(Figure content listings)
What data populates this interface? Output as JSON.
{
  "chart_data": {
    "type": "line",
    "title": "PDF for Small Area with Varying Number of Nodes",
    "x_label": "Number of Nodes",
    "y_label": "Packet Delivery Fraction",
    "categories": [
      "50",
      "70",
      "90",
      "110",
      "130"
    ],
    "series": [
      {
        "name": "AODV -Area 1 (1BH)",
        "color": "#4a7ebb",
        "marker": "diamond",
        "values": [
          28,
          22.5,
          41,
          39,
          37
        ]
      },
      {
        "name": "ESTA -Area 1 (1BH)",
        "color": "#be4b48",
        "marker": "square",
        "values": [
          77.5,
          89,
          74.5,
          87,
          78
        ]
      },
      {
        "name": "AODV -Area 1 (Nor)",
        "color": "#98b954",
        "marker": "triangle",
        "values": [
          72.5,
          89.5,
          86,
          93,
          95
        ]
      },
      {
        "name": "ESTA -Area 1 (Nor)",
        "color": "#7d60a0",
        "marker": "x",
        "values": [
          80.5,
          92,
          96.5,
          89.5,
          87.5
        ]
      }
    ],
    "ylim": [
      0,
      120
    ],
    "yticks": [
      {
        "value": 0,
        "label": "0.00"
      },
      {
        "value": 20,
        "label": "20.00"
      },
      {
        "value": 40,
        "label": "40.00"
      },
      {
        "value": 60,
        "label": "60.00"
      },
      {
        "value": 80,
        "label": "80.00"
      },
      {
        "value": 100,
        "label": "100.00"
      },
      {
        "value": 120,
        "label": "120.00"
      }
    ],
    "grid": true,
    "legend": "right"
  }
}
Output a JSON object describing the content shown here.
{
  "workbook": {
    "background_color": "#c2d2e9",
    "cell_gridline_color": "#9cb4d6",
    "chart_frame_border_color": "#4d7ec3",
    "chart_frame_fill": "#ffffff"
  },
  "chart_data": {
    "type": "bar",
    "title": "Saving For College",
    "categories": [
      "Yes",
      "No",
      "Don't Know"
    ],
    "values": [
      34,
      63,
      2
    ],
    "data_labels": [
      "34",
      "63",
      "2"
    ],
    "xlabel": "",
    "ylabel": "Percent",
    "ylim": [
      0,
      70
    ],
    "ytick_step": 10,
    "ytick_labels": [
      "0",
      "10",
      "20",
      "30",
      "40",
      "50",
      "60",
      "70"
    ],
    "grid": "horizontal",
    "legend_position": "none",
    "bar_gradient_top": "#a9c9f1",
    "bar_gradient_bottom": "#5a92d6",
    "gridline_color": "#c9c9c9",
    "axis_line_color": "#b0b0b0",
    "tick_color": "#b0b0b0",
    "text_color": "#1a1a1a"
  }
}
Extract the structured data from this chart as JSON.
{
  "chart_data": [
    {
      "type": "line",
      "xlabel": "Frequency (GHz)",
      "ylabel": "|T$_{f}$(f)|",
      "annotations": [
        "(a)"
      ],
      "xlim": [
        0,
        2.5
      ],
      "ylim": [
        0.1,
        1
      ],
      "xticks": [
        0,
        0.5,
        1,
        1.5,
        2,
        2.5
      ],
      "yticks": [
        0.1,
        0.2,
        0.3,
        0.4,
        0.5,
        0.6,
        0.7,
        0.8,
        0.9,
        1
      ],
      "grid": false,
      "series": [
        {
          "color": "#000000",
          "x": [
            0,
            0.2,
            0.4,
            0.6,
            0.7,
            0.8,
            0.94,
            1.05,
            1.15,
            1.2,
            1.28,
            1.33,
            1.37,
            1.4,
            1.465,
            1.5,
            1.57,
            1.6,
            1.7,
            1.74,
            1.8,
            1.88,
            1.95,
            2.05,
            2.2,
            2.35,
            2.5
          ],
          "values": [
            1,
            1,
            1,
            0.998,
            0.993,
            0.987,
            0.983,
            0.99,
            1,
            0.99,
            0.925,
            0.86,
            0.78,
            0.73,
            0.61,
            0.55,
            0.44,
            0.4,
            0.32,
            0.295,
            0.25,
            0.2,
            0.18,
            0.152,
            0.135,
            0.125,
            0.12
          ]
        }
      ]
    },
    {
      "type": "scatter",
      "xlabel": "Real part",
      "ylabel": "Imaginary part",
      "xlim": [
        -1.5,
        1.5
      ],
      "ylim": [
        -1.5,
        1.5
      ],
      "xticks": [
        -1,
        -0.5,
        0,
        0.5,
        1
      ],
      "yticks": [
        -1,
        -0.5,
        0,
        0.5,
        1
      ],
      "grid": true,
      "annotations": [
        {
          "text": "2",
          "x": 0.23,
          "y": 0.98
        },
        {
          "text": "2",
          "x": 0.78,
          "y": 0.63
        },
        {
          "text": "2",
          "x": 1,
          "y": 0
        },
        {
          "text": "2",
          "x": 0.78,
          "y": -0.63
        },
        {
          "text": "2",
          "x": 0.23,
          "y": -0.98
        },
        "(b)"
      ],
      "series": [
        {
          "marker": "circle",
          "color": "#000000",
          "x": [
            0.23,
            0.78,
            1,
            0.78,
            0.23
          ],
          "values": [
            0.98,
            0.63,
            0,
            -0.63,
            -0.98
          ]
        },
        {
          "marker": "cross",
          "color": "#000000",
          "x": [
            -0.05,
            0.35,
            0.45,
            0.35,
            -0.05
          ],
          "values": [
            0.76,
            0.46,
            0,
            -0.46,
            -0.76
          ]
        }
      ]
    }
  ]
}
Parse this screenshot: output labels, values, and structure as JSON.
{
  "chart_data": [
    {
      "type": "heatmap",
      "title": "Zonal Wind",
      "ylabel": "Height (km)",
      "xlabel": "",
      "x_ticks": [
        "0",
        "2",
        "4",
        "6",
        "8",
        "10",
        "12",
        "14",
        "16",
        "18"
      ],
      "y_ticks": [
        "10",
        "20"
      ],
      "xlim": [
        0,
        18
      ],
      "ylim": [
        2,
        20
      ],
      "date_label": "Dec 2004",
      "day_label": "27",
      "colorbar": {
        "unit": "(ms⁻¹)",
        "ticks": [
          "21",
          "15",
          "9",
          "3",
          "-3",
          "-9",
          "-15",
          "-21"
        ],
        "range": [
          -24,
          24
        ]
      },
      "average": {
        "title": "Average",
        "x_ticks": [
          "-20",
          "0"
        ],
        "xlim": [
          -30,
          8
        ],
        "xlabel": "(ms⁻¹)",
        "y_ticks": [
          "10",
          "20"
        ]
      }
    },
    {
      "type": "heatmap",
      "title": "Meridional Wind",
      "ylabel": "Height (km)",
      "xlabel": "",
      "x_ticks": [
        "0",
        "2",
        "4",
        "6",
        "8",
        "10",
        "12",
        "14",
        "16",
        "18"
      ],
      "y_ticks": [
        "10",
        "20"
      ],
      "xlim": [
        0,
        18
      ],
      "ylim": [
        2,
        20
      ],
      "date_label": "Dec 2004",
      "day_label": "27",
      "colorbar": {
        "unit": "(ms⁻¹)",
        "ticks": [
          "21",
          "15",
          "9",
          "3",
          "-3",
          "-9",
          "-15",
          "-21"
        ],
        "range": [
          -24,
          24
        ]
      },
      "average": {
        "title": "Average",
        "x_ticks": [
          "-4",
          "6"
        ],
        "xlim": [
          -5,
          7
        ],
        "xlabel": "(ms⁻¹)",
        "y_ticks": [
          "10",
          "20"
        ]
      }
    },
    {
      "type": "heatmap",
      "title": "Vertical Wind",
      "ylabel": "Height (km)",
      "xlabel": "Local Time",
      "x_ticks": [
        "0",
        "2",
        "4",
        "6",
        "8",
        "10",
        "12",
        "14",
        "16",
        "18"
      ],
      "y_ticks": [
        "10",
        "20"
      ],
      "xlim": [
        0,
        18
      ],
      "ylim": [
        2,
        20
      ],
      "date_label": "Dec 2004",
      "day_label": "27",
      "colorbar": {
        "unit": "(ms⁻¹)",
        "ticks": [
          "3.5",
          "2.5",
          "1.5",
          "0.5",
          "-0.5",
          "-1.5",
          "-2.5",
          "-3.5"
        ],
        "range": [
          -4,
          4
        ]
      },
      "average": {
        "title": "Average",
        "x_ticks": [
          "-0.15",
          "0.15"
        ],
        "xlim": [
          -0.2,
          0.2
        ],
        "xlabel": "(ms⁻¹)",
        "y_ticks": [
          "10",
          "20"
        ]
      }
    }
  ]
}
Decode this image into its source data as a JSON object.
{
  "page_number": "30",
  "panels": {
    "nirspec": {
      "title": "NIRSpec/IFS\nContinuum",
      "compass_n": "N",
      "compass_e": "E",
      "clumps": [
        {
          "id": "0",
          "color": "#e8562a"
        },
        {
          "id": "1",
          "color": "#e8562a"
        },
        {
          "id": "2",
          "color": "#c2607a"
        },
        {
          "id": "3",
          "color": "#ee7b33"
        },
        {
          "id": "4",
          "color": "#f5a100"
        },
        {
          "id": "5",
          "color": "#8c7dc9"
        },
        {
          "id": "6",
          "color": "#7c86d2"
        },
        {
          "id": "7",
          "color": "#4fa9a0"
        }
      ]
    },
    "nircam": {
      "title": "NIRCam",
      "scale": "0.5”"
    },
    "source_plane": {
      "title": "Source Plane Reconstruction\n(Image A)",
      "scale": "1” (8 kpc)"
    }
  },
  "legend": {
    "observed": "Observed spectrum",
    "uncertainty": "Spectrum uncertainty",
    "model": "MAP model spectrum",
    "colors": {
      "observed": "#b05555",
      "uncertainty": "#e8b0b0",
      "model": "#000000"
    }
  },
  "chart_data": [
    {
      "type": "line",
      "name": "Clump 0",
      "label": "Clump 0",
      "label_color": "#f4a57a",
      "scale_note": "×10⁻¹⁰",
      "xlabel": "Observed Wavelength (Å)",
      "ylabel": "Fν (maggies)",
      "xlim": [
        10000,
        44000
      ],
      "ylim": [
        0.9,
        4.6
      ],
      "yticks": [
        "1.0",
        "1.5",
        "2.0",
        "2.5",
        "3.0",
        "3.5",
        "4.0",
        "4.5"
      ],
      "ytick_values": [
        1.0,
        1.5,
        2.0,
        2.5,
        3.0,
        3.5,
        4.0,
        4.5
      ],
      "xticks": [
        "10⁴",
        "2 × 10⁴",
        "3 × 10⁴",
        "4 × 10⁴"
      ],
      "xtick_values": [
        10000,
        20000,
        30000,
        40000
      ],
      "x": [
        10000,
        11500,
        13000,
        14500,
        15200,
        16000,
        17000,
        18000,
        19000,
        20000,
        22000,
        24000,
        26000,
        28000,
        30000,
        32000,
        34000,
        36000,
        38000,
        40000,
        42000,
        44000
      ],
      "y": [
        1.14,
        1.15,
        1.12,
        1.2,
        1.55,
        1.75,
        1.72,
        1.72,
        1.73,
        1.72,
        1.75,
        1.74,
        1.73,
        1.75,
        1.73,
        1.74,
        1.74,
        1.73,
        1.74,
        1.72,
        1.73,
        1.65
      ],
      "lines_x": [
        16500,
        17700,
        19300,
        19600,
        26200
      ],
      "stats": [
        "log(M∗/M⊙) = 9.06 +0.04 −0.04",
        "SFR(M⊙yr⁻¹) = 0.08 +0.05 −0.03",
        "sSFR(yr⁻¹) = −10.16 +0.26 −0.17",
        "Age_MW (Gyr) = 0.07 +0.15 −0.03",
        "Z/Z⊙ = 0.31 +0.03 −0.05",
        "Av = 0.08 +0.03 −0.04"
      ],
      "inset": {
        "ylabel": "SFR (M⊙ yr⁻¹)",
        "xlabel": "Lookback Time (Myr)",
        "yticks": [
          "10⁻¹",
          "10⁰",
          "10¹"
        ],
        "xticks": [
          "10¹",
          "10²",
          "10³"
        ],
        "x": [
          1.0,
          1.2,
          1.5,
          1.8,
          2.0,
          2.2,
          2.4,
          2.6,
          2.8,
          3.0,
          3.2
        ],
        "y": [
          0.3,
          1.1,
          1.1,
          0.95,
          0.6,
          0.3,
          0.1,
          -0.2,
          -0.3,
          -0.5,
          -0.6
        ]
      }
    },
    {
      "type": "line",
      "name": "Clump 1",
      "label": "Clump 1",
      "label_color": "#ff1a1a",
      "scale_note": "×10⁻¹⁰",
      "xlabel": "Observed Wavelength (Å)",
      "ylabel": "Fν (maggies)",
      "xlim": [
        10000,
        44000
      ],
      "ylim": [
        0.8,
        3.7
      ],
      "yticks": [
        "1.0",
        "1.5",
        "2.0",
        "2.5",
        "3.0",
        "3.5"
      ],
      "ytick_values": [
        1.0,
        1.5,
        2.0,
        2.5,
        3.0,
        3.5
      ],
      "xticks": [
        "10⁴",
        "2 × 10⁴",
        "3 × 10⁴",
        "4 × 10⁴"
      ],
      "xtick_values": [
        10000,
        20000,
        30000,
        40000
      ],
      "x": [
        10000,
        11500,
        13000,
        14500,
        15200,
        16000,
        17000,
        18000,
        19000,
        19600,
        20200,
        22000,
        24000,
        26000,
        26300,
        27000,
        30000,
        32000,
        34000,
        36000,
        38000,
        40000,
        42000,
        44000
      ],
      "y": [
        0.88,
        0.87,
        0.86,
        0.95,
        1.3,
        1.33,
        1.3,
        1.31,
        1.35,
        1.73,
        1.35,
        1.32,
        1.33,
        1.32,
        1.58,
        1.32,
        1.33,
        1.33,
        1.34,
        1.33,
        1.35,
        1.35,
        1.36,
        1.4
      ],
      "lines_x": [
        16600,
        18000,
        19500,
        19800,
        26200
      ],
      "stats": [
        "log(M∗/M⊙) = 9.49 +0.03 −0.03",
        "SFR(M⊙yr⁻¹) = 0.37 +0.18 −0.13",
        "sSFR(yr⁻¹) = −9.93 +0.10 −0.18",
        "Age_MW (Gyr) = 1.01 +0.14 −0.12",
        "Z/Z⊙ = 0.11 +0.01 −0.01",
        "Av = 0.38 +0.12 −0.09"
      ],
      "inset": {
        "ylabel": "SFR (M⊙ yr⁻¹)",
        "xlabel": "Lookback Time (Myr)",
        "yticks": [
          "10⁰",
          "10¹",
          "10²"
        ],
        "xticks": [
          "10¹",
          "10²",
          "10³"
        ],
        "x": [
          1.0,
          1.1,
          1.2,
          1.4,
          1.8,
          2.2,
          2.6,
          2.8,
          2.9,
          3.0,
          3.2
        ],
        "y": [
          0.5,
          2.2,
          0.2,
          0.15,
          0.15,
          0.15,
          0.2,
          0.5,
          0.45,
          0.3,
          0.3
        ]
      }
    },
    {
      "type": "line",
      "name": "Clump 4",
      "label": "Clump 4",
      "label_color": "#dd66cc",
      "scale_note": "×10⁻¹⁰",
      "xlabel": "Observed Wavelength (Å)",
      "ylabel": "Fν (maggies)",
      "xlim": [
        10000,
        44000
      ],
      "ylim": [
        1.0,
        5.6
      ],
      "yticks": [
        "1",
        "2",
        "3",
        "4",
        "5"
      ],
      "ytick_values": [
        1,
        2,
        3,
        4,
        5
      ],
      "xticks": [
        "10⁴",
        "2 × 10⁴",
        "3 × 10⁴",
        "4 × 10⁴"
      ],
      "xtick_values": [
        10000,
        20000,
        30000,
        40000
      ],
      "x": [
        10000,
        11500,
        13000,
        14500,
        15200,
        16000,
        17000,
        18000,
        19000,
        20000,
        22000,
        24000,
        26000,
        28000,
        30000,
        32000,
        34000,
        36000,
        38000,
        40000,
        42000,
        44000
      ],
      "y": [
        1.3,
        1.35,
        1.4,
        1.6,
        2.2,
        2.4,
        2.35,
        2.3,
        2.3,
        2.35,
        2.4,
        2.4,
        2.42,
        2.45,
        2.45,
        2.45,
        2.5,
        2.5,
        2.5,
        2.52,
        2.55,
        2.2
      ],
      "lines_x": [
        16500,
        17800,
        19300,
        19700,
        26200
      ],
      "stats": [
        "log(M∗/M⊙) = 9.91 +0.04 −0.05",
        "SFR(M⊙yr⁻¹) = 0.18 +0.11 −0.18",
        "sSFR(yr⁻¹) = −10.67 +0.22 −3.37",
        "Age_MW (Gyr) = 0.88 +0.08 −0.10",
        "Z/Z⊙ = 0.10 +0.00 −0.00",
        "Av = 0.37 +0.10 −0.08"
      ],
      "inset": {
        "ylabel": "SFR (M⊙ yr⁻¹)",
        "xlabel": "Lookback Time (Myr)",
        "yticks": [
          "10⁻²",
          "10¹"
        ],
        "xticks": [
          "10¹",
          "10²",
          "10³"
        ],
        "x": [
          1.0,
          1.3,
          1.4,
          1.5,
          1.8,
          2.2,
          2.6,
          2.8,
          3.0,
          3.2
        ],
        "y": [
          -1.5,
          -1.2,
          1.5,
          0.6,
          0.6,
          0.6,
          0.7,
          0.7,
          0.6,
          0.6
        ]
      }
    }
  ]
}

Problem to solve - How many of the lines above hold "Nodes"? Answer with only the number.

Output - 2